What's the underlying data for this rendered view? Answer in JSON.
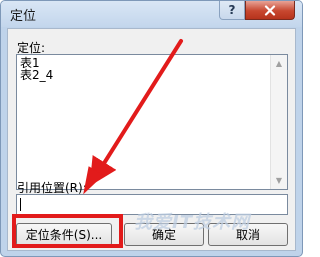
{
  "window": {
    "title": "定位",
    "help_icon_glyph": "?",
    "help_icon": "question-mark-icon",
    "close_icon": "close-icon"
  },
  "goto": {
    "label": "定位:",
    "items": [
      "表1",
      "表2_4"
    ]
  },
  "reference": {
    "label": "引用位置(R):",
    "value": ""
  },
  "buttons": {
    "special": "定位条件(S)...",
    "ok": "确定",
    "cancel": "取消"
  },
  "annotation": {
    "color": "#e21b1b"
  },
  "watermark": {
    "text": "我爱IT技术网"
  }
}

════════════════

TASK INSTRUCTIONS:
Leave out the pictures and output the rest of the material exactly as written.

FINAL ANSWER:
What's the underlying data for this rendered view? Answer in JSON.
{
  "window": {
    "title": "定位",
    "help_icon_glyph": "?",
    "help_icon": "question-mark-icon",
    "close_icon": "close-icon"
  },
  "goto": {
    "label": "定位:",
    "items": [
      "表1",
      "表2_4"
    ]
  },
  "reference": {
    "label": "引用位置(R):",
    "value": ""
  },
  "buttons": {
    "special": "定位条件(S)...",
    "ok": "确定",
    "cancel": "取消"
  },
  "annotation": {
    "color": "#e21b1b"
  },
  "watermark": {
    "text": "我爱IT技术网"
  }
}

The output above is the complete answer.